* _Written instruction_: Return the records that follow, matching each one exactly.

* _Records for the exercise_:

## Start

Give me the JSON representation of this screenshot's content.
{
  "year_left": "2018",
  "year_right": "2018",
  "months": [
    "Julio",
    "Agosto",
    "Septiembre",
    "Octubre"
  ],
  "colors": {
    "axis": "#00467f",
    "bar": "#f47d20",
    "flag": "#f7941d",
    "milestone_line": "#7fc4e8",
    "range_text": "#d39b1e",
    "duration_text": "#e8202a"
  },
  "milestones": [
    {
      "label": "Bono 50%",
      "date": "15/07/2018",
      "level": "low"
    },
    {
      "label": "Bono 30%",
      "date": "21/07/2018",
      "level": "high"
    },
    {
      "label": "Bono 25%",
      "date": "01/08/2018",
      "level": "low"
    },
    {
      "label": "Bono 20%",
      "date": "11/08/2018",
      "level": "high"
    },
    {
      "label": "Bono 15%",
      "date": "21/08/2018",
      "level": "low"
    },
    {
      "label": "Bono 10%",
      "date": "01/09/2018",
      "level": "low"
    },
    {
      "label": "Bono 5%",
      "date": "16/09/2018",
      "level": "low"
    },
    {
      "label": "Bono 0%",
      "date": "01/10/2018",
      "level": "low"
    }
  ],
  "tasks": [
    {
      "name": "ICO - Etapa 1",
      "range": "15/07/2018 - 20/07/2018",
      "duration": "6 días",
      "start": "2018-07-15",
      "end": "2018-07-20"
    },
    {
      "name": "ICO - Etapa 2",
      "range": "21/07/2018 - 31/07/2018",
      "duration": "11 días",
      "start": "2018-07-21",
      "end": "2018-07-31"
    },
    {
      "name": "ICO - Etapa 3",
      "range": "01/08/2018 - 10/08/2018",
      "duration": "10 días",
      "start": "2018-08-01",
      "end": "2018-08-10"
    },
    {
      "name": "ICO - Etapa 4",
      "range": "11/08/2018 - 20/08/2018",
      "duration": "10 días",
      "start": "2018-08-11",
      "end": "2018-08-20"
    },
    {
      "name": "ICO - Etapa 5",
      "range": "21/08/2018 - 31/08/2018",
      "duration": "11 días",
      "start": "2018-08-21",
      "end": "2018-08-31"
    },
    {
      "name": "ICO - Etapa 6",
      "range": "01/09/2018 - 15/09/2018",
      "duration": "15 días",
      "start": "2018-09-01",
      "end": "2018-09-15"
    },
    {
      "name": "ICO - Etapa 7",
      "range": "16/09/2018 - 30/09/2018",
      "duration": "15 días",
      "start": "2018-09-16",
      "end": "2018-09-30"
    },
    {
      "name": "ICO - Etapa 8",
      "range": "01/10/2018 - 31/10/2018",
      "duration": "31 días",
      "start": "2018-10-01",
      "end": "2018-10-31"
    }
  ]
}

## End

* _Solution for this exercise_:
Give me the JSON representation of this screenshot's content.
{
  "year_left": "2018",
  "year_right": "2018",
  "months": [
    "Julio",
    "Agosto",
    "Septiembre",
    "Octubre"
  ],
  "colors": {
    "axis": "#00467f",
    "bar": "#f47d20",
    "flag": "#f7941d",
    "milestone_line": "#7fc4e8",
    "range_text": "#d39b1e",
    "duration_text": "#e8202a"
  },
  "milestones": [
    {
      "label": "Bono 50%",
      "date": "15/07/2018",
      "level": "low"
    },
    {
      "label": "Bono 30%",
      "date": "21/07/2018",
      "level": "high"
    },
    {
      "label": "Bono 25%",
      "date": "01/08/2018",
      "level": "low"
    },
    {
      "label": "Bono 20%",
      "date": "11/08/2018",
      "level": "high"
    },
    {
      "label": "Bono 15%",
      "date": "21/08/2018",
      "level": "low"
    },
    {
      "label": "Bono 10%",
      "date": "01/09/2018",
      "level": "low"
    },
    {
      "label": "Bono 5%",
      "date": "16/09/2018",
      "level": "low"
    },
    {
      "label": "Bono 0%",
      "date": "01/10/2018",
      "level": "low"
    }
  ],
  "tasks": [
    {
      "name": "ICO - Etapa 1",
      "range": "15/07/2018 - 20/07/2018",
      "duration": "6 días",
      "start": "2018-07-15",
      "end": "2018-07-20"
    },
    {
      "name": "ICO - Etapa 2",
      "range": "21/07/2018 - 31/07/2018",
      "duration": "11 días",
      "start": "2018-07-21",
      "end": "2018-07-31"
    },
    {
      "name": "ICO - Etapa 3",
      "range": "01/08/2018 - 10/08/2018",
      "duration": "10 días",
      "start": "2018-08-01",
      "end": "2018-08-10"
    },
    {
      "name": "ICO - Etapa 4",
      "range": "11/08/2018 - 20/08/2018",
      "duration": "10 días",
      "start": "2018-08-11",
      "end": "2018-08-20"
    },
    {
      "name": "ICO - Etapa 5",
      "range": "21/08/2018 - 31/08/2018",
      "duration": "11 días",
      "start": "2018-08-21",
      "end": "2018-08-31"
    },
    {
      "name": "ICO - Etapa 6",
      "range": "01/09/2018 - 15/09/2018",
      "duration": "15 días",
      "start": "2018-09-01",
      "end": "2018-09-15"
    },
    {
      "name": "ICO - Etapa 7",
      "range": "16/09/2018 - 30/09/2018",
      "duration": "15 días",
      "start": "2018-09-16",
      "end": "2018-09-30"
    },
    {
      "name": "ICO - Etapa 8",
      "range": "01/10/2018 - 31/10/2018",
      "duration": "31 días",
      "start": "2018-10-01",
      "end": "2018-10-31"
    }
  ]
}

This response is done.